### WHAT IS NEEDED
Reproduce the material in full, unchanged.

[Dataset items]
————
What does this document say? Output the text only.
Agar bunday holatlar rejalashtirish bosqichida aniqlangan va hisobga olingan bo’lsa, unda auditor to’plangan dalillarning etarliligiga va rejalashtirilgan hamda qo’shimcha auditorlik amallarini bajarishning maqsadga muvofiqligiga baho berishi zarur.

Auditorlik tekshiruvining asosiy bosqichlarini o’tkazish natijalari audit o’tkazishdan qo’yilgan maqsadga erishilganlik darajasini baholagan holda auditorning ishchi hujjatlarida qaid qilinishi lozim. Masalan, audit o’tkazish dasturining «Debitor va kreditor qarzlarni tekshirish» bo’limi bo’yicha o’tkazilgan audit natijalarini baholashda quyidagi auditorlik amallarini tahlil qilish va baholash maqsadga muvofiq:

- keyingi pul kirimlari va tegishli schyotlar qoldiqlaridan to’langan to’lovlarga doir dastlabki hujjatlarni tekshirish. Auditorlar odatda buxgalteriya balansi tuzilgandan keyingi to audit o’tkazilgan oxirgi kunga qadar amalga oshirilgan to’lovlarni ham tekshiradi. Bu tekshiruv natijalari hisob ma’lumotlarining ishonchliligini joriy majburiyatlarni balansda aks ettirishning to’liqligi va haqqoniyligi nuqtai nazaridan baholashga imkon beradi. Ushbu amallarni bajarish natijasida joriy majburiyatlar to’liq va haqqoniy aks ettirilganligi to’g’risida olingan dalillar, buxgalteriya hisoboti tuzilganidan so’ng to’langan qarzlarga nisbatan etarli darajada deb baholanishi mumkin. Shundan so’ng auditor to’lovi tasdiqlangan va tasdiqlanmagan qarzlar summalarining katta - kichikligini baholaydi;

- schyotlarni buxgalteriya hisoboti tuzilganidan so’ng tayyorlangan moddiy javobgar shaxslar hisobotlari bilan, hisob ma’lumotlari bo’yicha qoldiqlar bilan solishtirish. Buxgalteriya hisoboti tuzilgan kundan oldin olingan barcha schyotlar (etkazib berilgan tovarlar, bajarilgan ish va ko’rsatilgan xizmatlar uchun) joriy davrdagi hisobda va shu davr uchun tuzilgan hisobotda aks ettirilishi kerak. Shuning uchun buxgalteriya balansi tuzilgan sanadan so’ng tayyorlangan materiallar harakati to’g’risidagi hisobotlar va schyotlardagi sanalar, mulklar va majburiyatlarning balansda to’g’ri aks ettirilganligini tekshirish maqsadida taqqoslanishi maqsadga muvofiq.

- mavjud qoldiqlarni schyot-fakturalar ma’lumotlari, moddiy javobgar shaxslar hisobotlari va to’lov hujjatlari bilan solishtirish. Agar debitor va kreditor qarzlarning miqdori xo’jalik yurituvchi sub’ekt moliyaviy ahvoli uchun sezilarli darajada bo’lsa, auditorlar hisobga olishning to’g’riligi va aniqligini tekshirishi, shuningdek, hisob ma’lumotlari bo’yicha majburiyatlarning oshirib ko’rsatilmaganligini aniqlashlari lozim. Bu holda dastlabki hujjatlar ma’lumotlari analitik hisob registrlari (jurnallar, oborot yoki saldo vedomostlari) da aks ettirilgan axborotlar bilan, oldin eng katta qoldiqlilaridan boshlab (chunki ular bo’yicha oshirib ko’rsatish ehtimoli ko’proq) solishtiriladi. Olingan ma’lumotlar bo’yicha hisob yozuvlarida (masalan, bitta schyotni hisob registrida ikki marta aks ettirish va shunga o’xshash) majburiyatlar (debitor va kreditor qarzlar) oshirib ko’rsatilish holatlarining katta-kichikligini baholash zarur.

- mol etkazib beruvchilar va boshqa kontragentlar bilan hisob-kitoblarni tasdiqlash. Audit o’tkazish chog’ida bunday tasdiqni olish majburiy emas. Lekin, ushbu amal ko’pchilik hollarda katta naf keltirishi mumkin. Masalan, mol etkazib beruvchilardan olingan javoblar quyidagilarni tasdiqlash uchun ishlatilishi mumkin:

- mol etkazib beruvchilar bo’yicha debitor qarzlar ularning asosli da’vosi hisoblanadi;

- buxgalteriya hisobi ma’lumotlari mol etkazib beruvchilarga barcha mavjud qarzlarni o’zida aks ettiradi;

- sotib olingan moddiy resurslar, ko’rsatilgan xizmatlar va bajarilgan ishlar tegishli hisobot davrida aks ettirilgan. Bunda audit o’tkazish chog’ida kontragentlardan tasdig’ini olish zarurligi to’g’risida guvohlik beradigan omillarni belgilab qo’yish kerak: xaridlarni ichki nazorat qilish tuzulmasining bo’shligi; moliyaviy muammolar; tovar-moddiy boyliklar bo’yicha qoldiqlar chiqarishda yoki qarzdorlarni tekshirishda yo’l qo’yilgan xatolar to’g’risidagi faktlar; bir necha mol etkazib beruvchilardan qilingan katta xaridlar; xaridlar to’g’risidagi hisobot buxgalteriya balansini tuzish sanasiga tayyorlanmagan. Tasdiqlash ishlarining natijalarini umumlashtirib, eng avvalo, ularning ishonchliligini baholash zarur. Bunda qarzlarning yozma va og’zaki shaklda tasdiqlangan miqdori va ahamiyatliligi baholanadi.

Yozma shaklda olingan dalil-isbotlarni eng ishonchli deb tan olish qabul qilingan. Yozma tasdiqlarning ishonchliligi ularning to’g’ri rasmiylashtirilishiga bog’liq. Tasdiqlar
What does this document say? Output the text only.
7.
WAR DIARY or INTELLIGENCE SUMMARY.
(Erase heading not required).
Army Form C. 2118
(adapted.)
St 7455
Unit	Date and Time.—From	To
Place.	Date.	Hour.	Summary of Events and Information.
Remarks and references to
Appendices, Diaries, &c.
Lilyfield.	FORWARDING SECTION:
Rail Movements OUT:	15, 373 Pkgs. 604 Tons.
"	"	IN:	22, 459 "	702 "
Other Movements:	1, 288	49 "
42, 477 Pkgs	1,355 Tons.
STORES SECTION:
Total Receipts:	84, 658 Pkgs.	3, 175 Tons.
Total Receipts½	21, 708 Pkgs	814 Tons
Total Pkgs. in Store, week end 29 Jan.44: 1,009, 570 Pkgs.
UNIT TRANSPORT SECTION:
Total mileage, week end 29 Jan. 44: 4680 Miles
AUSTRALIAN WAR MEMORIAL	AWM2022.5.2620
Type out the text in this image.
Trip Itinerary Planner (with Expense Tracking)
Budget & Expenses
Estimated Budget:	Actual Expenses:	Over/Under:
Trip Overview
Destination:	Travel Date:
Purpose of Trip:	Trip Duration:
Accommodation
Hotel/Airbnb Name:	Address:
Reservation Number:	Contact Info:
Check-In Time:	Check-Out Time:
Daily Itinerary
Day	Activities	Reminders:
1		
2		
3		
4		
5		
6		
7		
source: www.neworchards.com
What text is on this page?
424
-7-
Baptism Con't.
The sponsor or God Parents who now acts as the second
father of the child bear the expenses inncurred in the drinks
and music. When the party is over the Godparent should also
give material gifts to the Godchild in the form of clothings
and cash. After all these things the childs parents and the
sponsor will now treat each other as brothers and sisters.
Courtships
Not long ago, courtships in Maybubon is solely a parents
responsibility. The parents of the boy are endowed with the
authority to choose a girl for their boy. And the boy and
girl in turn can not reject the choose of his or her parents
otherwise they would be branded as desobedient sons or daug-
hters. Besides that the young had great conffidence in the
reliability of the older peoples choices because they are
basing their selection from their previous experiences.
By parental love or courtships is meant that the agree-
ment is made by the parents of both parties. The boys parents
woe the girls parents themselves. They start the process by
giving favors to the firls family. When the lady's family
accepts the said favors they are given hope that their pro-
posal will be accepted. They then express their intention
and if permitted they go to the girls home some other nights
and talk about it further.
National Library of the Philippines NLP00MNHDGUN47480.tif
————
### RESPONSE FOR THIS EXERCISE
What does this document say? Output the text only.
Agar bunday holatlar rejalashtirish bosqichida aniqlangan va hisobga olingan bo’lsa, unda auditor to’plangan dalillarning etarliligiga va rejalashtirilgan hamda qo’shimcha auditorlik amallarini bajarishning maqsadga muvofiqligiga baho berishi zarur.

Auditorlik tekshiruvining asosiy bosqichlarini o’tkazish natijalari audit o’tkazishdan qo’yilgan maqsadga erishilganlik darajasini baholagan holda auditorning ishchi hujjatlarida qaid qilinishi lozim. Masalan, audit o’tkazish dasturining «Debitor va kreditor qarzlarni tekshirish» bo’limi bo’yicha o’tkazilgan audit natijalarini baholashda quyidagi auditorlik amallarini tahlil qilish va baholash maqsadga muvofiq:

- keyingi pul kirimlari va tegishli schyotlar qoldiqlaridan to’langan to’lovlarga doir dastlabki hujjatlarni tekshirish. Auditorlar odatda buxgalteriya balansi tuzilgandan keyingi to audit o’tkazilgan oxirgi kunga qadar amalga oshirilgan to’lovlarni ham tekshiradi. Bu tekshiruv natijalari hisob ma’lumotlarining ishonchliligini joriy majburiyatlarni balansda aks ettirishning to’liqligi va haqqoniyligi nuqtai nazaridan baholashga imkon beradi. Ushbu amallarni bajarish natijasida joriy majburiyatlar to’liq va haqqoniy aks ettirilganligi to’g’risida olingan dalillar, buxgalteriya hisoboti tuzilganidan so’ng to’langan qarzlarga nisbatan etarli darajada deb baholanishi mumkin. Shundan so’ng auditor to’lovi tasdiqlangan va tasdiqlanmagan qarzlar summalarining katta - kichikligini baholaydi;

- schyotlarni buxgalteriya hisoboti tuzilganidan so’ng tayyorlangan moddiy javobgar shaxslar hisobotlari bilan, hisob ma’lumotlari bo’yicha qoldiqlar bilan solishtirish. Buxgalteriya hisoboti tuzilgan kundan oldin olingan barcha schyotlar (etkazib berilgan tovarlar, bajarilgan ish va ko’rsatilgan xizmatlar uchun) joriy davrdagi hisobda va shu davr uchun tuzilgan hisobotda aks ettirilishi kerak. Shuning uchun buxgalteriya balansi tuzilgan sanadan so’ng tayyorlangan materiallar harakati to’g’risidagi hisobotlar va schyotlardagi sanalar, mulklar va majburiyatlarning balansda to’g’ri aks ettirilganligini tekshirish maqsadida taqqoslanishi maqsadga muvofiq.

- mavjud qoldiqlarni schyot-fakturalar ma’lumotlari, moddiy javobgar shaxslar hisobotlari va to’lov hujjatlari bilan solishtirish. Agar debitor va kreditor qarzlarning miqdori xo’jalik yurituvchi sub’ekt moliyaviy ahvoli uchun sezilarli darajada bo’lsa, auditorlar hisobga olishning to’g’riligi va aniqligini tekshirishi, shuningdek, hisob ma’lumotlari bo’yicha majburiyatlarning oshirib ko’rsatilmaganligini aniqlashlari lozim. Bu holda dastlabki hujjatlar ma’lumotlari analitik hisob registrlari (jurnallar, oborot yoki saldo vedomostlari) da aks ettirilgan axborotlar bilan, oldin eng katta qoldiqlilaridan boshlab (chunki ular bo’yicha oshirib ko’rsatish ehtimoli ko’proq) solishtiriladi. Olingan ma’lumotlar bo’yicha hisob yozuvlarida (masalan, bitta schyotni hisob registrida ikki marta aks ettirish va shunga o’xshash) majburiyatlar (debitor va kreditor qarzlar) oshirib ko’rsatilish holatlarining katta-kichikligini baholash zarur.

- mol etkazib beruvchilar va boshqa kontragentlar bilan hisob-kitoblarni tasdiqlash. Audit o’tkazish chog’ida bunday tasdiqni olish majburiy emas. Lekin, ushbu amal ko’pchilik hollarda katta naf keltirishi mumkin. Masalan, mol etkazib beruvchilardan olingan javoblar quyidagilarni tasdiqlash uchun ishlatilishi mumkin:

- mol etkazib beruvchilar bo’yicha debitor qarzlar ularning asosli da’vosi hisoblanadi;

- buxgalteriya hisobi ma’lumotlari mol etkazib beruvchilarga barcha mavjud qarzlarni o’zida aks ettiradi;

- sotib olingan moddiy resurslar, ko’rsatilgan xizmatlar va bajarilgan ishlar tegishli hisobot davrida aks ettirilgan. Bunda audit o’tkazish chog’ida kontragentlardan tasdig’ini olish zarurligi to’g’risida guvohlik beradigan omillarni belgilab qo’yish kerak: xaridlarni ichki nazorat qilish tuzulmasining bo’shligi; moliyaviy muammolar; tovar-moddiy boyliklar bo’yicha qoldiqlar chiqarishda yoki qarzdorlarni tekshirishda yo’l qo’yilgan xatolar to’g’risidagi faktlar; bir necha mol etkazib beruvchilardan qilingan katta xaridlar; xaridlar to’g’risidagi hisobot buxgalteriya balansini tuzish sanasiga tayyorlanmagan. Tasdiqlash ishlarining natijalarini umumlashtirib, eng avvalo, ularning ishonchliligini baholash zarur. Bunda qarzlarning yozma va og’zaki shaklda tasdiqlangan miqdori va ahamiyatliligi baholanadi.

Yozma shaklda olingan dalil-isbotlarni eng ishonchli deb tan olish qabul qilingan. Yozma tasdiqlarning ishonchliligi ularning to’g’ri rasmiylashtirilishiga bog’liq. Tasdiqlar
What does this document say? Output the text only.
7.
WAR DIARY or INTELLIGENCE SUMMARY.
(Erase heading not required).
Army Form C. 2118
(adapted.)
St 7455
Unit	Date and Time.—From	To
Place.	Date.	Hour.	Summary of Events and Information.
Remarks and references to
Appendices, Diaries, &c.
Lilyfield.	FORWARDING SECTION:
Rail Movements OUT:	15, 373 Pkgs. 604 Tons.
"	"	IN:	22, 459 "	702 "
Other Movements:	1, 288	49 "
42, 477 Pkgs	1,355 Tons.
STORES SECTION:
Total Receipts:	84, 658 Pkgs.	3, 175 Tons.
Total Receipts½	21, 708 Pkgs	814 Tons
Total Pkgs. in Store, week end 29 Jan.44: 1,009, 570 Pkgs.
UNIT TRANSPORT SECTION:
Total mileage, week end 29 Jan. 44: 4680 Miles
AUSTRALIAN WAR MEMORIAL	AWM2022.5.2620
Type out the text in this image.
Trip Itinerary Planner (with Expense Tracking)
Budget & Expenses
Estimated Budget:	Actual Expenses:	Over/Under:
Trip Overview
Destination:	Travel Date:
Purpose of Trip:	Trip Duration:
Accommodation
Hotel/Airbnb Name:	Address:
Reservation Number:	Contact Info:
Check-In Time:	Check-Out Time:
Daily Itinerary
Day	Activities	Reminders:
1		
2		
3		
4		
5		
6		
7		
source: www.neworchards.com
What text is on this page?
424
-7-
Baptism Con't.
The sponsor or God Parents who now acts as the second
father of the child bear the expenses inncurred in the drinks
and music. When the party is over the Godparent should also
give material gifts to the Godchild in the form of clothings
and cash. After all these things the childs parents and the
sponsor will now treat each other as brothers and sisters.
Courtships
Not long ago, courtships in Maybubon is solely a parents
responsibility. The parents of the boy are endowed with the
authority to choose a girl for their boy. And the boy and
girl in turn can not reject the choose of his or her parents
otherwise they would be branded as desobedient sons or daug-
hters. Besides that the young had great conffidence in the
reliability of the older peoples choices because they are
basing their selection from their previous experiences.
By parental love or courtships is meant that the agree-
ment is made by the parents of both parties. The boys parents
woe the girls parents themselves. They start the process by
giving favors to the firls family. When the lady's family
accepts the said favors they are given hope that their pro-
posal will be accepted. They then express their intention
and if permitted they go to the girls home some other nights
and talk about it further.
National Library of the Philippines NLP00MNHDGUN47480.tif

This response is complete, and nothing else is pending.